--- begin ---

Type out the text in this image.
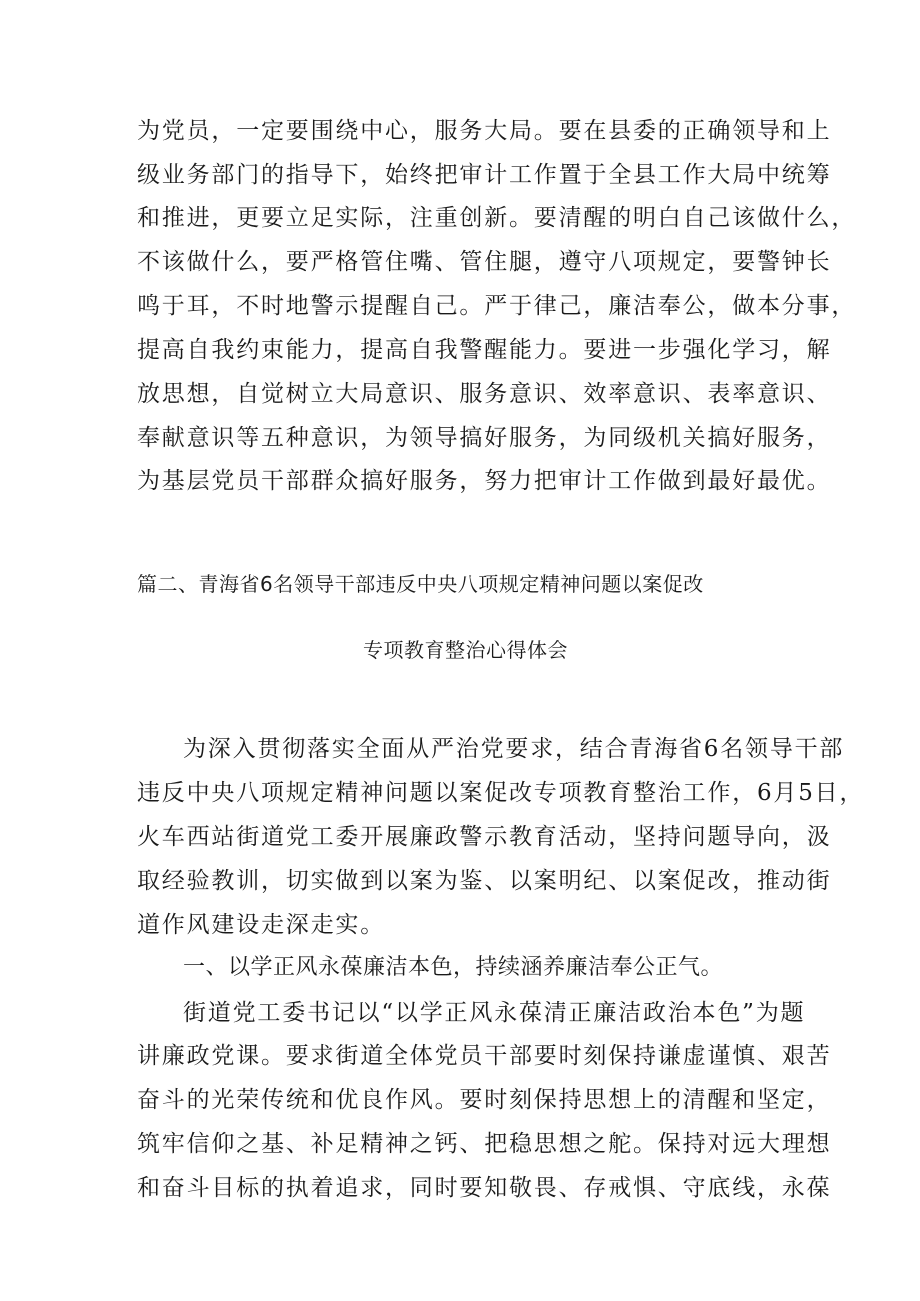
为党员，一定要围绕中心，服务大局。要在县委的正确领导和上

级业务部门的指导下，始终把审计工作置于全县工作大局中统筹

和推进，更要立足实际，注重创新。要清醒的明白自己该做什么，

不该做什么，要严格管住嘴、管住腿，遵守八项规定，要警钟长

鸣于耳，不时地警示提醒自己。严于律己，廉洁奉公，做本分事，

提高自我约束能力，提高自我警醒能力。要进一步强化学习，解

放思想，自觉树立大局意识、服务意识、效率意识、表率意识、

奉献意识等五种意识，为领导搞好服务，为同级机关搞好服务，

为基层党员干部群众搞好服务，努力把审计工作做到最好最优。

篇二、青海省6名领导干部违反中央八项规定精神问题以案促改
专项教育整治心得体会

为深入贯彻落实全面从严治党要求，结合青海省6名领导干部

违反中央八项规定精神问题以案促改专项教育整治工作，6月5日，

火车西站街道党工委开展廉政警示教育活动，坚持问题导向，汲

取经验教训，切实做到以案为鉴、以案明纪、以案促改，推动街

道作风建设走深走实。

一、以学正风永葆廉洁本色，持续涵养廉洁奉公正气。

街道党工委书记以“以学正风永葆清正廉洁政治本色”为题

讲廉政党课。要求街道全体党员干部要时刻保持谦虚谨慎、艰苦

奋斗的光荣传统和优良作风。要时刻保持思想上的清醒和坚定，

筑牢信仰之基、补足精神之钙、把稳思想之舵。保持对远大理想

和奋斗目标的执着追求，同时要知敬畏、存戒惧、守底线，永葆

--- end ---

● Exercise
Quote every line of the records above exactly; no picture is to be copied.

● Complete answer
Type out the text in this image.
为党员，一定要围绕中心，服务大局。要在县委的正确领导和上

级业务部门的指导下，始终把审计工作置于全县工作大局中统筹

和推进，更要立足实际，注重创新。要清醒的明白自己该做什么，

不该做什么，要严格管住嘴、管住腿，遵守八项规定，要警钟长

鸣于耳，不时地警示提醒自己。严于律己，廉洁奉公，做本分事，

提高自我约束能力，提高自我警醒能力。要进一步强化学习，解

放思想，自觉树立大局意识、服务意识、效率意识、表率意识、

奉献意识等五种意识，为领导搞好服务，为同级机关搞好服务，

为基层党员干部群众搞好服务，努力把审计工作做到最好最优。

篇二、青海省6名领导干部违反中央八项规定精神问题以案促改
专项教育整治心得体会

为深入贯彻落实全面从严治党要求，结合青海省6名领导干部

违反中央八项规定精神问题以案促改专项教育整治工作，6月5日，

火车西站街道党工委开展廉政警示教育活动，坚持问题导向，汲

取经验教训，切实做到以案为鉴、以案明纪、以案促改，推动街

道作风建设走深走实。

一、以学正风永葆廉洁本色，持续涵养廉洁奉公正气。

街道党工委书记以“以学正风永葆清正廉洁政治本色”为题

讲廉政党课。要求街道全体党员干部要时刻保持谦虚谨慎、艰苦

奋斗的光荣传统和优良作风。要时刻保持思想上的清醒和坚定，

筑牢信仰之基、补足精神之钙、把稳思想之舵。保持对远大理想

和奋斗目标的执着追求，同时要知敬畏、存戒惧、守底线，永葆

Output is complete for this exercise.